#### INPUT:
===

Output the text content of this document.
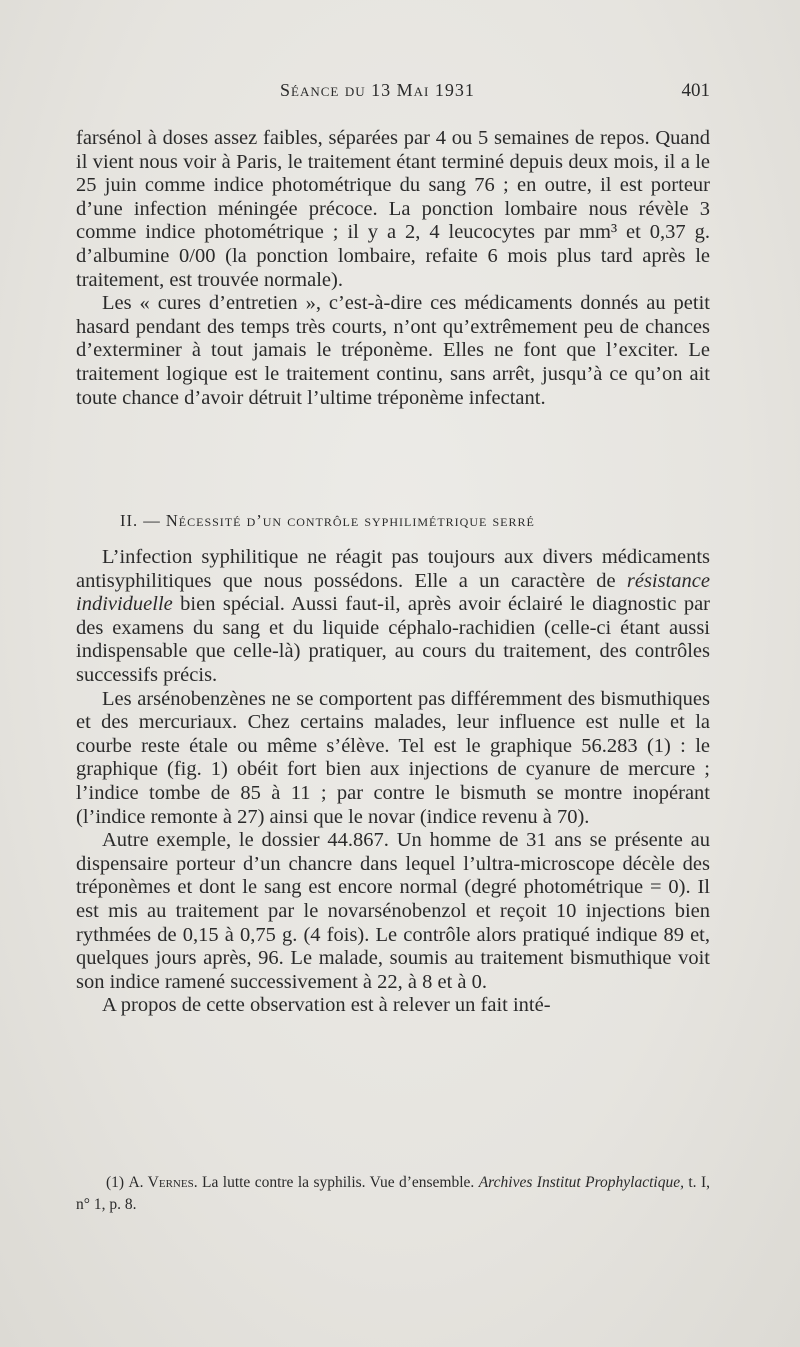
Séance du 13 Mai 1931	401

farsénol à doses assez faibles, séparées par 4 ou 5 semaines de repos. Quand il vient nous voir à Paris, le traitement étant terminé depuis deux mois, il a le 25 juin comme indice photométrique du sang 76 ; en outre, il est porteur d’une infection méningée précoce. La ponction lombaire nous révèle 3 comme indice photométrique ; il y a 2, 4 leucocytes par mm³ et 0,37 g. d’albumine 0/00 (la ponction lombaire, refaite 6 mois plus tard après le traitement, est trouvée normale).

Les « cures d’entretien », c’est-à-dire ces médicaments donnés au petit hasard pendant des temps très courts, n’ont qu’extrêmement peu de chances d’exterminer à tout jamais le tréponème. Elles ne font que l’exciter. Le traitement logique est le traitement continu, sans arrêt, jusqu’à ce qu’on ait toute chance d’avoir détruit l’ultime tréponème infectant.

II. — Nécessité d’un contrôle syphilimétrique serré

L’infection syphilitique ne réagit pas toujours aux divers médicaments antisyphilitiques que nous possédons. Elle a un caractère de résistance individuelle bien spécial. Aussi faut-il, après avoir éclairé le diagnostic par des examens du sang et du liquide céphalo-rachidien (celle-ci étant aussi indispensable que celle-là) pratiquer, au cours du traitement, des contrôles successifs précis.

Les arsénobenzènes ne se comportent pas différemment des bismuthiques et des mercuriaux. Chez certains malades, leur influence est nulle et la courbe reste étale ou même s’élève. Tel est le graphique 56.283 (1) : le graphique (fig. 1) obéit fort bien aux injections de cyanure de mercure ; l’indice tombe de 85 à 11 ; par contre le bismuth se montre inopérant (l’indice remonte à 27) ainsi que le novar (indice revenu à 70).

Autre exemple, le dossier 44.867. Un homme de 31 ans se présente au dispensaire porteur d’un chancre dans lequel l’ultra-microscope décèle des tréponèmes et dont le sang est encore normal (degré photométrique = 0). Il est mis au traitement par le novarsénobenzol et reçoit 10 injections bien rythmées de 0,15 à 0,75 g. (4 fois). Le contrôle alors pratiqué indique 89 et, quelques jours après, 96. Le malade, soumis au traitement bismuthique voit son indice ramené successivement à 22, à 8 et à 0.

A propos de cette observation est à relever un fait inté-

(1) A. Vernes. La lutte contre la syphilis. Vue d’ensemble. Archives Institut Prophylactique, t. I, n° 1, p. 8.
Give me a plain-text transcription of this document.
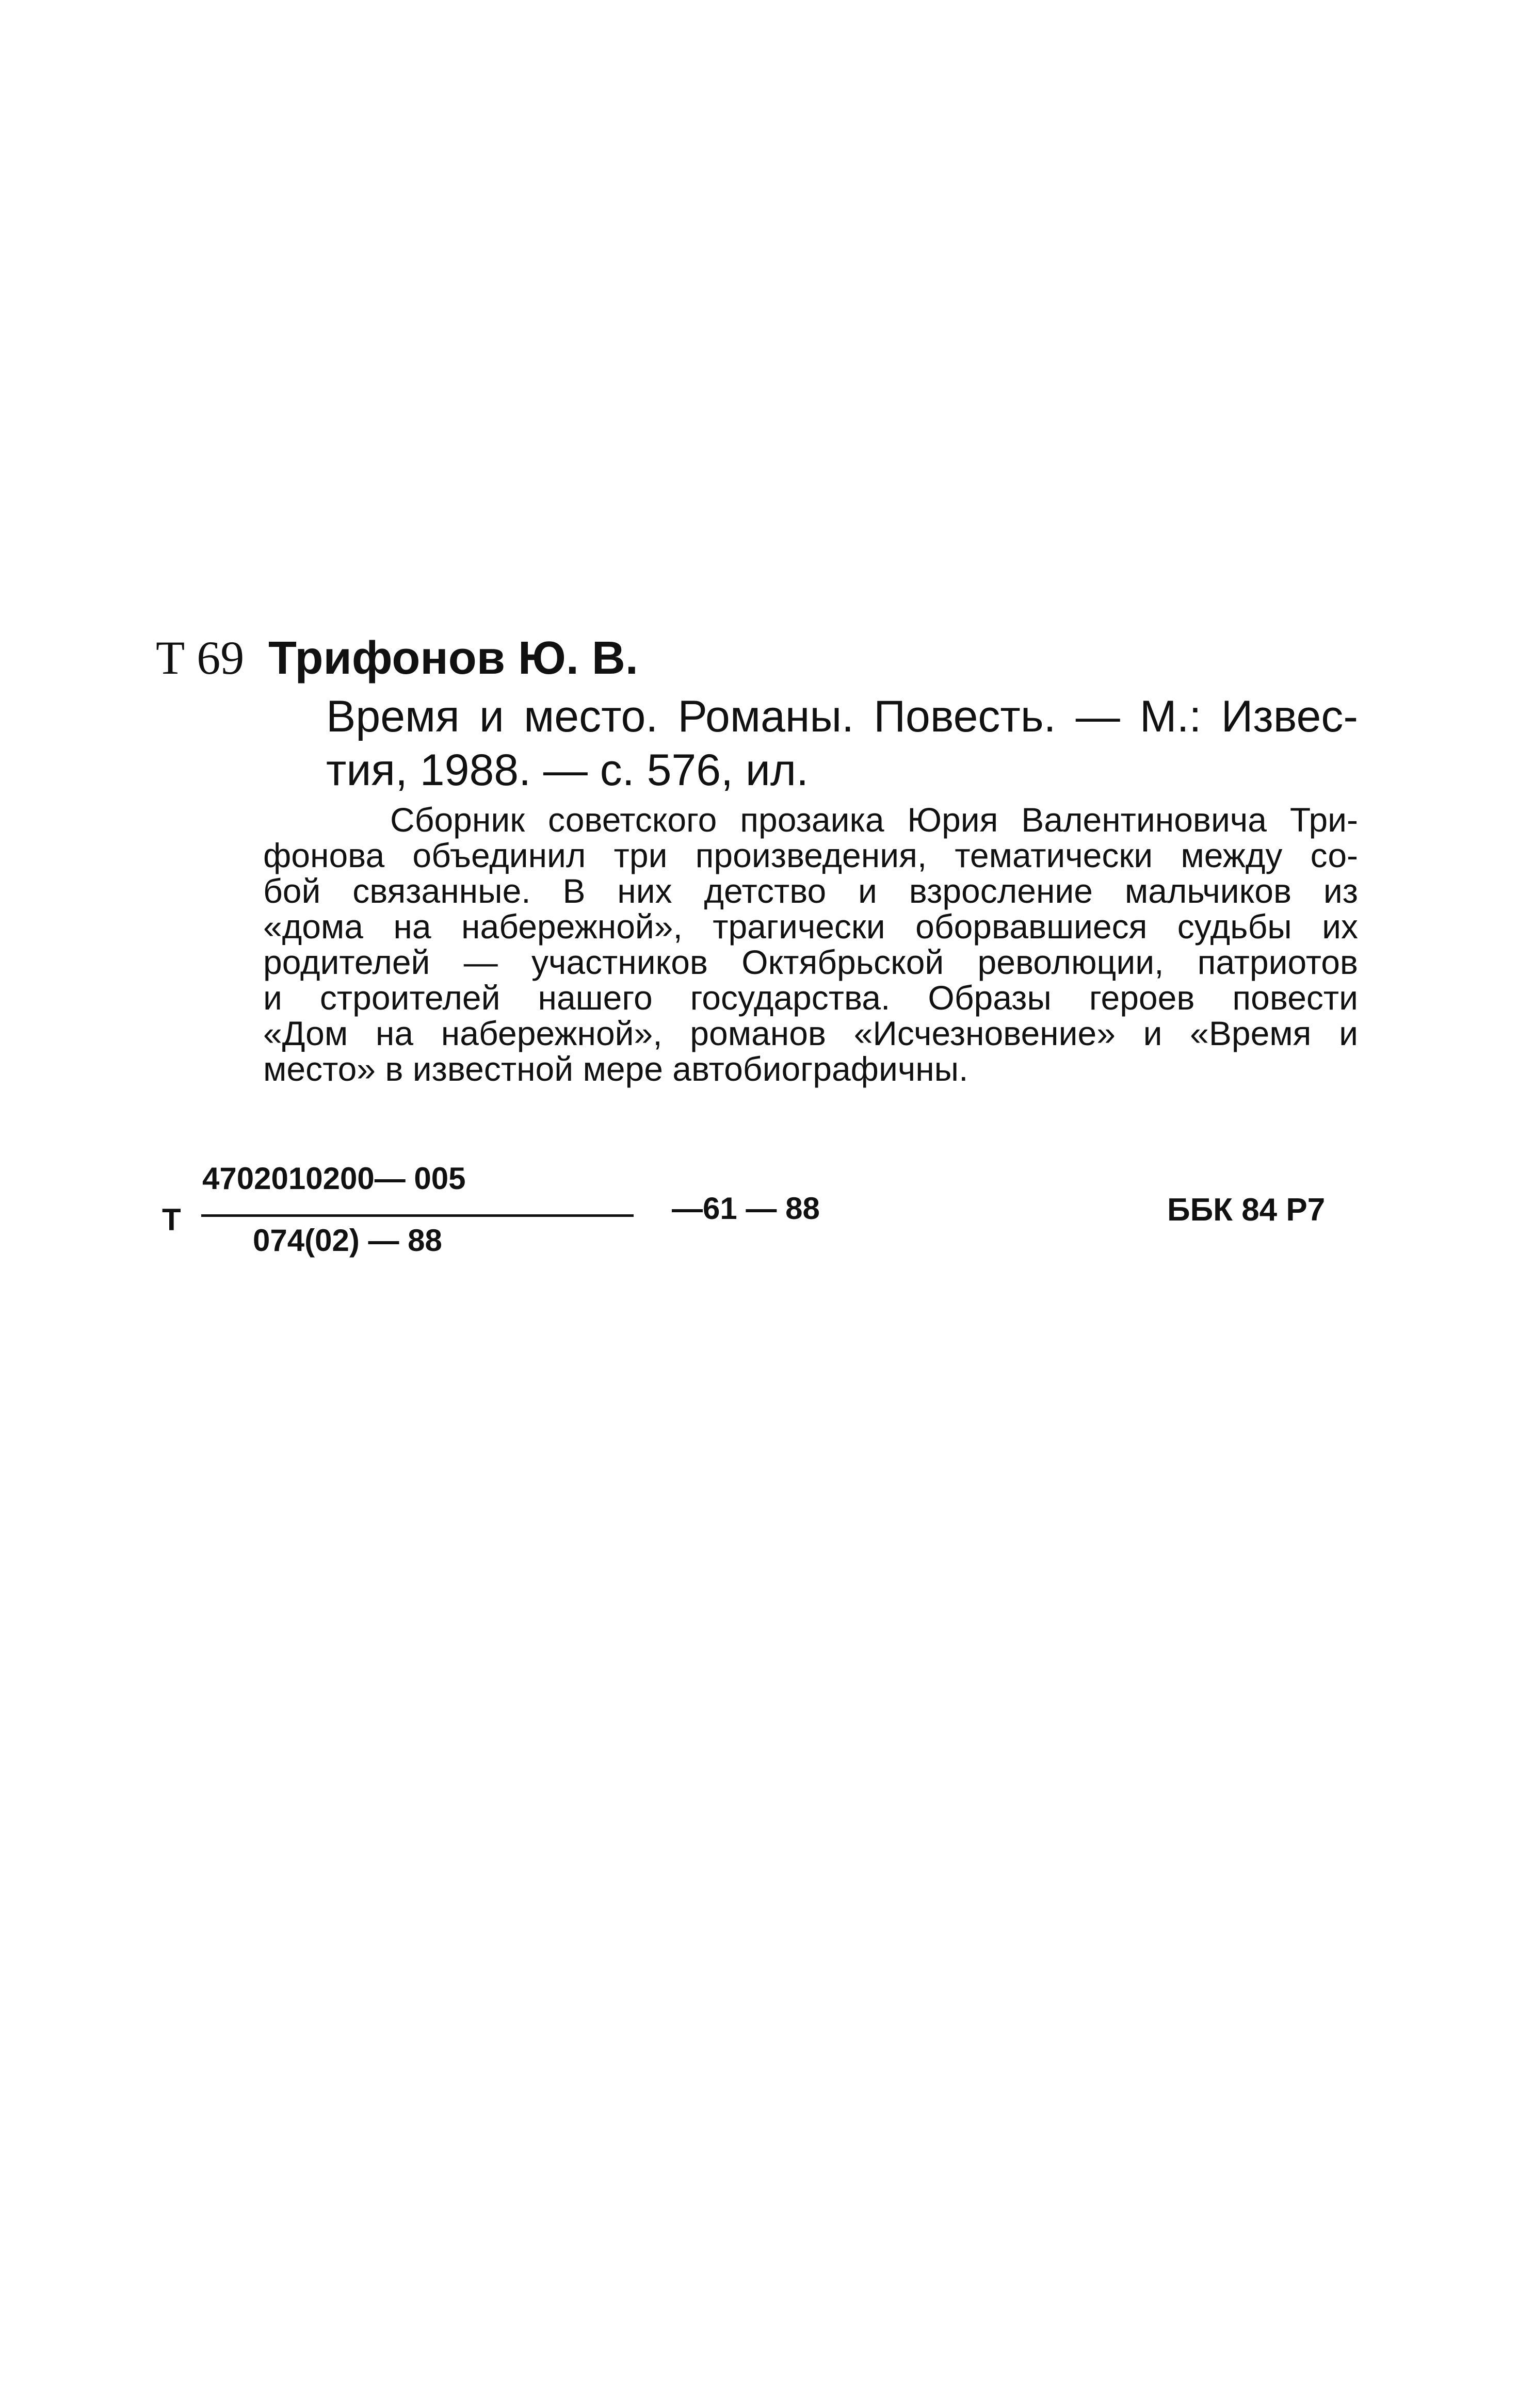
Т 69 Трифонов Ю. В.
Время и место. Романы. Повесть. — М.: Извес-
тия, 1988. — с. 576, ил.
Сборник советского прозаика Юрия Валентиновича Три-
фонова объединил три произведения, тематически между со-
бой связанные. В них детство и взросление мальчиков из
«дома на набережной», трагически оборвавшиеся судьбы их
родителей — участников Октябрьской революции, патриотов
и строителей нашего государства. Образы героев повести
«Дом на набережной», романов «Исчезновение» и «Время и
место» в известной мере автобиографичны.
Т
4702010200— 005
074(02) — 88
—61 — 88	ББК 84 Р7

===

#### WHAT TO WORK ON:
Copy out each line of the data where the string "this" appears.

#### CORRECT ANSWER:
Output the text content of this document.
Give me a plain-text transcription of this document.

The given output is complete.